What to work on: Copy out all the data, word for word.

[Records from a collection]

----

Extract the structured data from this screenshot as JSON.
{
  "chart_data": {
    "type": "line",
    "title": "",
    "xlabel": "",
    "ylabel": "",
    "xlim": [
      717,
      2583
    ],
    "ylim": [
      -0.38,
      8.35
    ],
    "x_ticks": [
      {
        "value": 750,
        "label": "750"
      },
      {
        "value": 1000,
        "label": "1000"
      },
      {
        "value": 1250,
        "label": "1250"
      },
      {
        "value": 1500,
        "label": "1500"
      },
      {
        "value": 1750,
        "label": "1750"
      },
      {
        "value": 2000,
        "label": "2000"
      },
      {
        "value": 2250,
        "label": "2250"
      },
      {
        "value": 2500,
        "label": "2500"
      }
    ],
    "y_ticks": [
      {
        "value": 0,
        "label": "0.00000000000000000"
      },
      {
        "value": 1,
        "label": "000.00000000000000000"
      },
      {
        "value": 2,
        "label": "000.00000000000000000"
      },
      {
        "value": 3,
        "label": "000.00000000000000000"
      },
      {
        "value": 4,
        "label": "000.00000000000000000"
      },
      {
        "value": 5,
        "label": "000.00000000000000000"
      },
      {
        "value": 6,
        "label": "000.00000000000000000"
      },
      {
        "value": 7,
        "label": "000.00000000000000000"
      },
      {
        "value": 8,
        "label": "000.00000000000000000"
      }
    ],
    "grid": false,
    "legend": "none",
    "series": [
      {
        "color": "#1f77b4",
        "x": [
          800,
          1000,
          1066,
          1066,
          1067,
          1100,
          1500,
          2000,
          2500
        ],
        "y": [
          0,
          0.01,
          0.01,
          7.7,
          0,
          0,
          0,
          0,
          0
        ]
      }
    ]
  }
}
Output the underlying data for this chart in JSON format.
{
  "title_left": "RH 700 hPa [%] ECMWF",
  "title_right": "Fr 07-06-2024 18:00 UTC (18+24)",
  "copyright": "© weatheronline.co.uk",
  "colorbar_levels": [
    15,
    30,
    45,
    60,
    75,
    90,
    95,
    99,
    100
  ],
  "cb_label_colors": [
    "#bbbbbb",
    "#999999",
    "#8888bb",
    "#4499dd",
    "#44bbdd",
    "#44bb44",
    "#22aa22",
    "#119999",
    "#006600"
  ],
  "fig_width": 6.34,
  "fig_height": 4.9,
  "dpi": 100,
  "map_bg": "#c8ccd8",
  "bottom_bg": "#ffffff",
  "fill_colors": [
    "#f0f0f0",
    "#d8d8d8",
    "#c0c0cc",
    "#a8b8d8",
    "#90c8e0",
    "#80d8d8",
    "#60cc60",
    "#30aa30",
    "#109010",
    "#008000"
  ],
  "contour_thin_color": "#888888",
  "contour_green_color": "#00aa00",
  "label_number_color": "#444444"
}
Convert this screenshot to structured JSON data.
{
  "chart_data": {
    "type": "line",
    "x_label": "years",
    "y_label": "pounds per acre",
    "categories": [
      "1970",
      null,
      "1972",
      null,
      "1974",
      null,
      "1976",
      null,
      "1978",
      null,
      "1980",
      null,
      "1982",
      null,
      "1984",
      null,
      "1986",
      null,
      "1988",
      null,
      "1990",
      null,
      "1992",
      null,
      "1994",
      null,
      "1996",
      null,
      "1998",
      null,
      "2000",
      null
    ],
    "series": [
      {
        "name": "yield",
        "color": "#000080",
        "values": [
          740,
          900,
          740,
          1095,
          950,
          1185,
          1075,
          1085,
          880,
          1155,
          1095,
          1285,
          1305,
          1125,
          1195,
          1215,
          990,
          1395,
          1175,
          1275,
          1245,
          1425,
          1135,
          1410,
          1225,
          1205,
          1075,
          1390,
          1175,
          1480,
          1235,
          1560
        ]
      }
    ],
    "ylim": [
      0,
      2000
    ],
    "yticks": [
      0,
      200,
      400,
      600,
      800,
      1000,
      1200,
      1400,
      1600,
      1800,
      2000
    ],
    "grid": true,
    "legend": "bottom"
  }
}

----

Problem solution:
Extract the structured data from this screenshot as JSON.
{
  "chart_data": {
    "type": "line",
    "title": "",
    "xlabel": "",
    "ylabel": "",
    "xlim": [
      717,
      2583
    ],
    "ylim": [
      -0.38,
      8.35
    ],
    "x_ticks": [
      {
        "value": 750,
        "label": "750"
      },
      {
        "value": 1000,
        "label": "1000"
      },
      {
        "value": 1250,
        "label": "1250"
      },
      {
        "value": 1500,
        "label": "1500"
      },
      {
        "value": 1750,
        "label": "1750"
      },
      {
        "value": 2000,
        "label": "2000"
      },
      {
        "value": 2250,
        "label": "2250"
      },
      {
        "value": 2500,
        "label": "2500"
      }
    ],
    "y_ticks": [
      {
        "value": 0,
        "label": "0.00000000000000000"
      },
      {
        "value": 1,
        "label": "000.00000000000000000"
      },
      {
        "value": 2,
        "label": "000.00000000000000000"
      },
      {
        "value": 3,
        "label": "000.00000000000000000"
      },
      {
        "value": 4,
        "label": "000.00000000000000000"
      },
      {
        "value": 5,
        "label": "000.00000000000000000"
      },
      {
        "value": 6,
        "label": "000.00000000000000000"
      },
      {
        "value": 7,
        "label": "000.00000000000000000"
      },
      {
        "value": 8,
        "label": "000.00000000000000000"
      }
    ],
    "grid": false,
    "legend": "none",
    "series": [
      {
        "color": "#1f77b4",
        "x": [
          800,
          1000,
          1066,
          1066,
          1067,
          1100,
          1500,
          2000,
          2500
        ],
        "y": [
          0,
          0.01,
          0.01,
          7.7,
          0,
          0,
          0,
          0,
          0
        ]
      }
    ]
  }
}
Output the underlying data for this chart in JSON format.
{
  "title_left": "RH 700 hPa [%] ECMWF",
  "title_right": "Fr 07-06-2024 18:00 UTC (18+24)",
  "copyright": "© weatheronline.co.uk",
  "colorbar_levels": [
    15,
    30,
    45,
    60,
    75,
    90,
    95,
    99,
    100
  ],
  "cb_label_colors": [
    "#bbbbbb",
    "#999999",
    "#8888bb",
    "#4499dd",
    "#44bbdd",
    "#44bb44",
    "#22aa22",
    "#119999",
    "#006600"
  ],
  "fig_width": 6.34,
  "fig_height": 4.9,
  "dpi": 100,
  "map_bg": "#c8ccd8",
  "bottom_bg": "#ffffff",
  "fill_colors": [
    "#f0f0f0",
    "#d8d8d8",
    "#c0c0cc",
    "#a8b8d8",
    "#90c8e0",
    "#80d8d8",
    "#60cc60",
    "#30aa30",
    "#109010",
    "#008000"
  ],
  "contour_thin_color": "#888888",
  "contour_green_color": "#00aa00",
  "label_number_color": "#444444"
}
Convert this screenshot to structured JSON data.
{
  "chart_data": {
    "type": "line",
    "x_label": "years",
    "y_label": "pounds per acre",
    "categories": [
      "1970",
      null,
      "1972",
      null,
      "1974",
      null,
      "1976",
      null,
      "1978",
      null,
      "1980",
      null,
      "1982",
      null,
      "1984",
      null,
      "1986",
      null,
      "1988",
      null,
      "1990",
      null,
      "1992",
      null,
      "1994",
      null,
      "1996",
      null,
      "1998",
      null,
      "2000",
      null
    ],
    "series": [
      {
        "name": "yield",
        "color": "#000080",
        "values": [
          740,
          900,
          740,
          1095,
          950,
          1185,
          1075,
          1085,
          880,
          1155,
          1095,
          1285,
          1305,
          1125,
          1195,
          1215,
          990,
          1395,
          1175,
          1275,
          1245,
          1425,
          1135,
          1410,
          1225,
          1205,
          1075,
          1390,
          1175,
          1480,
          1235,
          1560
        ]
      }
    ],
    "ylim": [
      0,
      2000
    ],
    "yticks": [
      0,
      200,
      400,
      600,
      800,
      1000,
      1200,
      1400,
      1600,
      1800,
      2000
    ],
    "grid": true,
    "legend": "bottom"
  }
}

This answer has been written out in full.